What you need to do: Copy out lines with the word "start" from the material that follows.

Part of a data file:
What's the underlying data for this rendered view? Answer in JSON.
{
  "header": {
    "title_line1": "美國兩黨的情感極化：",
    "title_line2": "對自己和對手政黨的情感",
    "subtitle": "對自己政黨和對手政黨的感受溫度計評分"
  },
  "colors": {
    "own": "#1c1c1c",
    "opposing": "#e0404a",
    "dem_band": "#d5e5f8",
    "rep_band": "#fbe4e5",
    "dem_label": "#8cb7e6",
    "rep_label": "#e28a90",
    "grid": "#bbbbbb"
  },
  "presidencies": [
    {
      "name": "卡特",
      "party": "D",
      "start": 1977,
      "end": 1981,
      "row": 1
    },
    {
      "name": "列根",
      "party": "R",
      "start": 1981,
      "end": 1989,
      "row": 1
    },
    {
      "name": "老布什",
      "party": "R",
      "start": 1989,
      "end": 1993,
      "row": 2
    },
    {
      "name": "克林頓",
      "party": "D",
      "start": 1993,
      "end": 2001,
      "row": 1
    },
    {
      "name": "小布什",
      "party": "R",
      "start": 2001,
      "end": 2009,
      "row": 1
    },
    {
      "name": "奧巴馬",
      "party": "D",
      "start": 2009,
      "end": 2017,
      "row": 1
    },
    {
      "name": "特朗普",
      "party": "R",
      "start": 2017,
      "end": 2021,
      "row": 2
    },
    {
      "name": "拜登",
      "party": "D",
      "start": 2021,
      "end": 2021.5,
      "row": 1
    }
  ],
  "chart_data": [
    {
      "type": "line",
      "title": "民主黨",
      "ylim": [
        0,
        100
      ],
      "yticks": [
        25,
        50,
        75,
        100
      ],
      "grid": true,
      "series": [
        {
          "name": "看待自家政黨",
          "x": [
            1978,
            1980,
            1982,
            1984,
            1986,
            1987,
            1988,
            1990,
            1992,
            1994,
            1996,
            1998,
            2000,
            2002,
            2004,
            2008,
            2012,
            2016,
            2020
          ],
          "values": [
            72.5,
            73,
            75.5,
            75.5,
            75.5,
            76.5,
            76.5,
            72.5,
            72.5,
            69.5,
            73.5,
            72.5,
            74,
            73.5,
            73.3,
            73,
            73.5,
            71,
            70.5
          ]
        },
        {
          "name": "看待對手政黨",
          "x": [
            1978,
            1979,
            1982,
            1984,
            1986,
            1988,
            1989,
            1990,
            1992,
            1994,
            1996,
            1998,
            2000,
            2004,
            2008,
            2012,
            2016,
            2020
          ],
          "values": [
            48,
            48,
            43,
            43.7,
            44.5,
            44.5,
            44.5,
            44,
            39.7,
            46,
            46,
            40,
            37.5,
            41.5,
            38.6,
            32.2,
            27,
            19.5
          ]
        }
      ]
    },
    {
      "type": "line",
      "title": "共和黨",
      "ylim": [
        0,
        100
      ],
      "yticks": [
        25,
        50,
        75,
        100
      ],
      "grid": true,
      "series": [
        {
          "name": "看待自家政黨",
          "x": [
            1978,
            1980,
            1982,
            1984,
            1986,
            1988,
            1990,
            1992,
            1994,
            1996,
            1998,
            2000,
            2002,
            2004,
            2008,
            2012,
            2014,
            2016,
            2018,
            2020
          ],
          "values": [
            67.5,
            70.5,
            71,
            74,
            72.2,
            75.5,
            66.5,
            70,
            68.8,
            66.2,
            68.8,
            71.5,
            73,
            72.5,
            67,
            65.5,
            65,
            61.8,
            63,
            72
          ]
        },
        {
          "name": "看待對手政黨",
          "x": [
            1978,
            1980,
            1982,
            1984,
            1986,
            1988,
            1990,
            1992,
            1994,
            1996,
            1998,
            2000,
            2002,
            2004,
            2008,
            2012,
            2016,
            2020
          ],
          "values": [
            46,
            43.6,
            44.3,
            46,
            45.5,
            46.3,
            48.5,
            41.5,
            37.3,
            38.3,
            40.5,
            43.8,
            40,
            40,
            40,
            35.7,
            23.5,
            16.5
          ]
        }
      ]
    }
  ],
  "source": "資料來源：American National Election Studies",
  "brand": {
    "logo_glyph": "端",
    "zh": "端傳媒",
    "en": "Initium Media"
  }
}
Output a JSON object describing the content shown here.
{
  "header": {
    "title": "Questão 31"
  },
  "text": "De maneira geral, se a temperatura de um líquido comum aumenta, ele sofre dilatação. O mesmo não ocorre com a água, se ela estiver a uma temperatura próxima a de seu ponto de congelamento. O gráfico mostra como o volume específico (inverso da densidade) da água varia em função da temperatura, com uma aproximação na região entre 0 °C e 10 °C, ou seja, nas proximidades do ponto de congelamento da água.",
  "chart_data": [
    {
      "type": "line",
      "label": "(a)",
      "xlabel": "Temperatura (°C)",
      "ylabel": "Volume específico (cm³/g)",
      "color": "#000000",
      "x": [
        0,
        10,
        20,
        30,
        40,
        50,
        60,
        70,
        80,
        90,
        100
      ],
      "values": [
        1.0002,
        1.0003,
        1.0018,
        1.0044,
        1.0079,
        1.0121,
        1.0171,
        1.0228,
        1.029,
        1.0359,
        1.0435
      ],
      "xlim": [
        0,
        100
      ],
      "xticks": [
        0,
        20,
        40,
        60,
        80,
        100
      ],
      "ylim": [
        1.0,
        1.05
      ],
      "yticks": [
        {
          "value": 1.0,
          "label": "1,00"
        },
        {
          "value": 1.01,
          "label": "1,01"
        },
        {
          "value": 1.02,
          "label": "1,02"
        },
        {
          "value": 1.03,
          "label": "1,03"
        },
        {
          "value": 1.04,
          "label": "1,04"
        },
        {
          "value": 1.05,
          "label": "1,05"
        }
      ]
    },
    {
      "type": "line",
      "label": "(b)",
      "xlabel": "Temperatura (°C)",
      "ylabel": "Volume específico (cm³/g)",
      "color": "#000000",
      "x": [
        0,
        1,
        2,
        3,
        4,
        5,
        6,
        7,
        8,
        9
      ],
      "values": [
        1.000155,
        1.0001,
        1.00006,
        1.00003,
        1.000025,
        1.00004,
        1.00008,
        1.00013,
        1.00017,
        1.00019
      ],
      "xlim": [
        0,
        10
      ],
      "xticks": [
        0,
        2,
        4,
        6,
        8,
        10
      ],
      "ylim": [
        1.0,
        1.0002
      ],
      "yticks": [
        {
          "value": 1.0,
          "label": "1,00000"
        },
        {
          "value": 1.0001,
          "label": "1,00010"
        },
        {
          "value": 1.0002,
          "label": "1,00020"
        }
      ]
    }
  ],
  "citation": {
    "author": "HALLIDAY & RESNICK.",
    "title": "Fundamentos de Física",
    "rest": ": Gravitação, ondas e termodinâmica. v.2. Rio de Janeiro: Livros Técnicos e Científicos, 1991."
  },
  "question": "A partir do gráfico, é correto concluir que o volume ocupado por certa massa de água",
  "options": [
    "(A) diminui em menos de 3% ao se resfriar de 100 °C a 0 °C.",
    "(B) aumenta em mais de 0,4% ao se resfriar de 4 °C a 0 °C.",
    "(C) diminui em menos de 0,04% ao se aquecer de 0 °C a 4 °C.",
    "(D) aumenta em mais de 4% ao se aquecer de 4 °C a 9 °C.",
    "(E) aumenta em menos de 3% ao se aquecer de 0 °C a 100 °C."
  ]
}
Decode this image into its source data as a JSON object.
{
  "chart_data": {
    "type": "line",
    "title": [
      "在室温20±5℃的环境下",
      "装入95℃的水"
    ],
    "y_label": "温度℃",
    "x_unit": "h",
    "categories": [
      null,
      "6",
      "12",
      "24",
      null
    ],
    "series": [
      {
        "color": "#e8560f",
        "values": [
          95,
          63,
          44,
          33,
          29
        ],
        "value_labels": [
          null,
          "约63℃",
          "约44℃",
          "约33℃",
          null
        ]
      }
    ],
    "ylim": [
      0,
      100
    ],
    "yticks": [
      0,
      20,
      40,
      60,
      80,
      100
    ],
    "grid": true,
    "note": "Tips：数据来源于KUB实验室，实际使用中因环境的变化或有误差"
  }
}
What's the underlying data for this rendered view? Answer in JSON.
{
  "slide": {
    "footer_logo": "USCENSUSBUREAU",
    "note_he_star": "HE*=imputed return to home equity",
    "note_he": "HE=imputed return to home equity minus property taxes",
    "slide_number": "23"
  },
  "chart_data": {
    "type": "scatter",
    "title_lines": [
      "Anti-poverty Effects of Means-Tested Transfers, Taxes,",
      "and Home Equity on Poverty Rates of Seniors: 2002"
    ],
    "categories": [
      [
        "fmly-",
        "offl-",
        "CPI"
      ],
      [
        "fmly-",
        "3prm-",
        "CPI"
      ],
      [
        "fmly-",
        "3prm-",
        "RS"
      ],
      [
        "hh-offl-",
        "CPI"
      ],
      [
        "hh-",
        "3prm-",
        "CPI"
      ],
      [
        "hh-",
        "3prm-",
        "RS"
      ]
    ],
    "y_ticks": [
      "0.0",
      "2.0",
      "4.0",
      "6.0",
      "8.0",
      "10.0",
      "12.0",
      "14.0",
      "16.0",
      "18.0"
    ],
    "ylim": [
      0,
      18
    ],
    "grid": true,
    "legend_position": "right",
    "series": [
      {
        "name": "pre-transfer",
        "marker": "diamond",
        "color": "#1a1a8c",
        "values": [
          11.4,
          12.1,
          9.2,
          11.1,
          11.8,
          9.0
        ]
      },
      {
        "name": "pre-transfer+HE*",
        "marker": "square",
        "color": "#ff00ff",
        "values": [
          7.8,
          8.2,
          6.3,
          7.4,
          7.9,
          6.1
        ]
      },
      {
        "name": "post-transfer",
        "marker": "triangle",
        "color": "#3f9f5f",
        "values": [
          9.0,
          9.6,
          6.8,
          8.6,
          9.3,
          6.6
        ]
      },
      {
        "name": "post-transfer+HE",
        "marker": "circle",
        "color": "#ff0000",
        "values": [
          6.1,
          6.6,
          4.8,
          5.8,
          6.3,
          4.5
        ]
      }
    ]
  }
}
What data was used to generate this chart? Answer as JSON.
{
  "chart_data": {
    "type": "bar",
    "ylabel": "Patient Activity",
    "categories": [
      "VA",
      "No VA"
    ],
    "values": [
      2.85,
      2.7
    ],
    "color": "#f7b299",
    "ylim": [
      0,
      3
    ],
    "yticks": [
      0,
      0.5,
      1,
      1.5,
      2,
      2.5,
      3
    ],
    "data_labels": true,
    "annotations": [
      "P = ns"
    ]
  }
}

Output:
      "start": 1977,
      "start": 1981,
      "start": 1989,
      "start": 1993,
      "start": 2001,
      "start": 2009,
      "start": 2017,
      "start": 2021,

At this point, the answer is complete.